Items from a figure collection:
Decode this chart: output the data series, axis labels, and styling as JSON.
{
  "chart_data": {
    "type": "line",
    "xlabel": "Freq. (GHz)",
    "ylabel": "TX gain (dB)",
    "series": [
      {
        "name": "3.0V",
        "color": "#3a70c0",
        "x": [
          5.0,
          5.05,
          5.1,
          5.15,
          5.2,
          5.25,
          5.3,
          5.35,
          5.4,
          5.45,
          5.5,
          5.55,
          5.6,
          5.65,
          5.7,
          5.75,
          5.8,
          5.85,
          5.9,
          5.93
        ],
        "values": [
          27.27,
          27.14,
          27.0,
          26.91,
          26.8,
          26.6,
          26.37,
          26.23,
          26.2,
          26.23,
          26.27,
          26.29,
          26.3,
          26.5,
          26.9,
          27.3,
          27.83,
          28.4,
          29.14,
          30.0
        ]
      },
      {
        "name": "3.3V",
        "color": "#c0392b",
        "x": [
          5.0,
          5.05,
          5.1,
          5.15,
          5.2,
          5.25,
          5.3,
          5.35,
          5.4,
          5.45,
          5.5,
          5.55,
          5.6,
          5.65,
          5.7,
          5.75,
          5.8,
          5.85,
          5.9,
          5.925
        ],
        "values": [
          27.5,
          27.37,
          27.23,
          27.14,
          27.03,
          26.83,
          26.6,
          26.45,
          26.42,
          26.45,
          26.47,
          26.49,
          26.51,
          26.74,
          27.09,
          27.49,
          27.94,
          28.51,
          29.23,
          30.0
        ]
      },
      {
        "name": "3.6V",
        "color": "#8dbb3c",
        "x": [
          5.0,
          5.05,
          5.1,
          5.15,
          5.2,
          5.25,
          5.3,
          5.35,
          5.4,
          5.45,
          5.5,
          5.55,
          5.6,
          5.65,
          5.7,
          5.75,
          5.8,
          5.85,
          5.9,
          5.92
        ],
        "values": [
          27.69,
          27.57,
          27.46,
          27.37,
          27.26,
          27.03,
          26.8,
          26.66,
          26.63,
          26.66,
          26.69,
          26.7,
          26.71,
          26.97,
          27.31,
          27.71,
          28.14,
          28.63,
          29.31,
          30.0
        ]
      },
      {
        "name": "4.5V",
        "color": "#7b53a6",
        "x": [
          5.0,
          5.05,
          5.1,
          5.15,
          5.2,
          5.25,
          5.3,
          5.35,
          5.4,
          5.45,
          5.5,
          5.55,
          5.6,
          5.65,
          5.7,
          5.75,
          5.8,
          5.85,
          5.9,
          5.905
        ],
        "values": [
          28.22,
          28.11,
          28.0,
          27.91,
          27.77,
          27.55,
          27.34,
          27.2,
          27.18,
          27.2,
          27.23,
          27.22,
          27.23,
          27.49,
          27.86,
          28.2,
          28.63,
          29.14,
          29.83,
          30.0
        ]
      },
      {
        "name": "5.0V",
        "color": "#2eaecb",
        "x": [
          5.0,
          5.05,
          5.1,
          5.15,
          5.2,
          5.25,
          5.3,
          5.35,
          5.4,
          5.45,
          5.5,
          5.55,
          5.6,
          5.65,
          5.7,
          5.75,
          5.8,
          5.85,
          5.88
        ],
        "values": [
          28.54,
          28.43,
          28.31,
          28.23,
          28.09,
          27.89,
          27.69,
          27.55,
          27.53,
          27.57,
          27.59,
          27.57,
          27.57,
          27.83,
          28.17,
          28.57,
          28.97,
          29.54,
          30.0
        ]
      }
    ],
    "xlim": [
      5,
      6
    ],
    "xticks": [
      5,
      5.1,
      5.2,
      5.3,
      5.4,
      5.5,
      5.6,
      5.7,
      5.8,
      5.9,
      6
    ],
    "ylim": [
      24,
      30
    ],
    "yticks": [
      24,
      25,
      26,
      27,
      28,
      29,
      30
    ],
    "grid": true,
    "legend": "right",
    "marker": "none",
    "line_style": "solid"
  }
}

> Aim of the task:
Pick out lines containing the word "name", each one as written.

> Solution below:
        "name": "3.0V",
        "name": "3.3V",
        "name": "3.6V",
        "name": "4.5V",
        "name": "5.0V",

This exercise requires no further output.